Turn the lines of all the entries below into one numbered list. Skip blank lines and leave out the pictures.

--- start of Recorded data ---

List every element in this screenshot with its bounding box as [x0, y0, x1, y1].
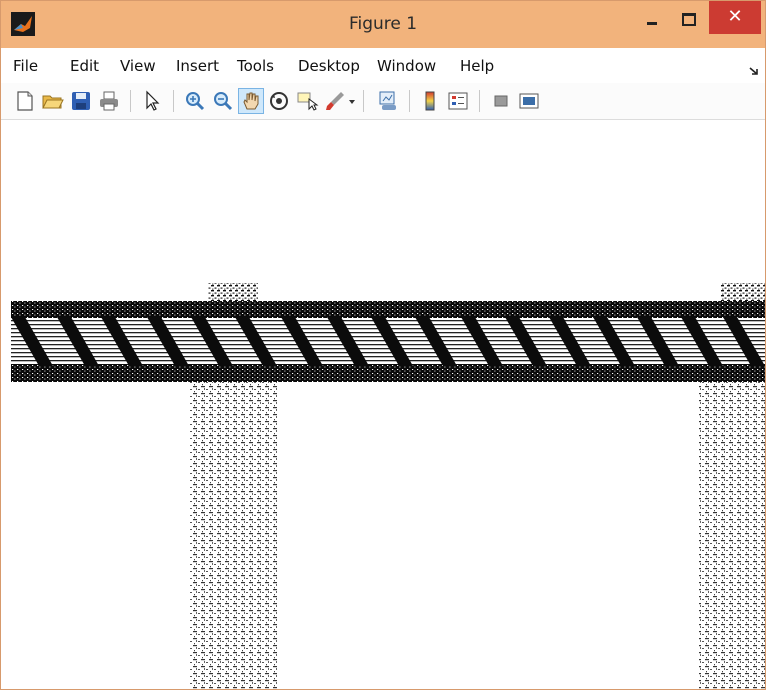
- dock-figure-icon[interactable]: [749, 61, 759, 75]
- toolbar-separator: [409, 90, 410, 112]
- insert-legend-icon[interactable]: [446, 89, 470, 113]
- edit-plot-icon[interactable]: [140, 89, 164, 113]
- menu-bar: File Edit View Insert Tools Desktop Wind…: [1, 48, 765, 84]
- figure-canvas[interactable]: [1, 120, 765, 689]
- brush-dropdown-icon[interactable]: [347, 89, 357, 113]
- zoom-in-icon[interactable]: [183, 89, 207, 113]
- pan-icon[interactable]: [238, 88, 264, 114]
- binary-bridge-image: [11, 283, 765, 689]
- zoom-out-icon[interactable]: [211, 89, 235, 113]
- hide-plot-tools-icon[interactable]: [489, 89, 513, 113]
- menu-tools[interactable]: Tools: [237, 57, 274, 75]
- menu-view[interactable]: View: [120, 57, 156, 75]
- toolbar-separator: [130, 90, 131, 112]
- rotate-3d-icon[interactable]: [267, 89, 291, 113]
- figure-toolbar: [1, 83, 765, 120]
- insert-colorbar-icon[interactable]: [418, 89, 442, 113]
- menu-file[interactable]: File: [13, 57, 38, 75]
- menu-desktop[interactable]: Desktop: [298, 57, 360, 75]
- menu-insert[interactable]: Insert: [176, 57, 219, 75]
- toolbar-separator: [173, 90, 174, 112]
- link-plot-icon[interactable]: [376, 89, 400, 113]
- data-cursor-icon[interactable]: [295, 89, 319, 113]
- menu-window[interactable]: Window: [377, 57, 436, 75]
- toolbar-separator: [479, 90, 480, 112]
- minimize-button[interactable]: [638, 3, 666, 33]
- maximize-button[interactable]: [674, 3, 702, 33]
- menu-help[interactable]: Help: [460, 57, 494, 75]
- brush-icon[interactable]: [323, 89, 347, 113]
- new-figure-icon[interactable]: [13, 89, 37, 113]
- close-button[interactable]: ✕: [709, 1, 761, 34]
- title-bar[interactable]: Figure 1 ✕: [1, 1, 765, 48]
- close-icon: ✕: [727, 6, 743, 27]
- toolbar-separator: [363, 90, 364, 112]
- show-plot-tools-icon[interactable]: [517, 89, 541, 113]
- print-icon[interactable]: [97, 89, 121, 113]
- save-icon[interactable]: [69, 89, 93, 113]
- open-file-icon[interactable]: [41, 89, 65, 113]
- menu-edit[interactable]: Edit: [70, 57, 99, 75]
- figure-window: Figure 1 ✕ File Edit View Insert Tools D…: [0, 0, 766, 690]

--- end of Recorded data ---

### Right answer
1. List every element in this screenshot with its bounding box as [x0, y0, x1, y1].
2. - dock-figure-icon[interactable]: [749, 61, 759, 75]
3. - toolbar-separator: [409, 90, 410, 112]
4. - insert-legend-icon[interactable]: [446, 89, 470, 113]
5. - edit-plot-icon[interactable]: [140, 89, 164, 113]
6. - menu-bar: File Edit View Insert Tools Desktop Wind…: [1, 48, 765, 84]
7. - figure-canvas[interactable]: [1, 120, 765, 689]
8. - brush-dropdown-icon[interactable]: [347, 89, 357, 113]
9. - zoom-in-icon[interactable]: [183, 89, 207, 113]
10. - pan-icon[interactable]: [238, 88, 264, 114]
11. - binary-bridge-image: [11, 283, 765, 689]
12. - zoom-out-icon[interactable]: [211, 89, 235, 113]
13. - hide-plot-tools-icon[interactable]: [489, 89, 513, 113]
14. - menu-tools[interactable]: Tools: [237, 57, 274, 75]
15. - menu-view[interactable]: View: [120, 57, 156, 75]
16. - toolbar-separator: [130, 90, 131, 112]
17. - rotate-3d-icon[interactable]: [267, 89, 291, 113]
18. - figure-toolbar: [1, 83, 765, 120]
19. - insert-colorbar-icon[interactable]: [418, 89, 442, 113]
20. - menu-file[interactable]: File: [13, 57, 38, 75]
21. - menu-desktop[interactable]: Desktop: [298, 57, 360, 75]
22. - menu-insert[interactable]: Insert: [176, 57, 219, 75]
23. - toolbar-separator: [173, 90, 174, 112]
24. - link-plot-icon[interactable]: [376, 89, 400, 113]
25. - data-cursor-icon[interactable]: [295, 89, 319, 113]
26. - menu-window[interactable]: Window: [377, 57, 436, 75]
27. - toolbar-separator: [479, 90, 480, 112]
28. - minimize-button[interactable]: [638, 3, 666, 33]
29. - maximize-button[interactable]: [674, 3, 702, 33]
30. - menu-help[interactable]: Help: [460, 57, 494, 75]
31. - brush-icon[interactable]: [323, 89, 347, 113]
32. - new-figure-icon[interactable]: [13, 89, 37, 113]
33. - close-button[interactable]: ✕: [709, 1, 761, 34]
34. - title-bar[interactable]: Figure 1 ✕: [1, 1, 765, 48]
35. - close-icon: ✕: [727, 6, 743, 27]
36. - toolbar-separator: [363, 90, 364, 112]
37. - show-plot-tools-icon[interactable]: [517, 89, 541, 113]
38. - print-icon[interactable]: [97, 89, 121, 113]
39. - save-icon[interactable]: [69, 89, 93, 113]
40. - open-file-icon[interactable]: [41, 89, 65, 113]
41. - menu-edit[interactable]: Edit: [70, 57, 99, 75]
42. - figure-window: Figure 1 ✕ File Edit View Insert Tools D…: [0, 0, 766, 690]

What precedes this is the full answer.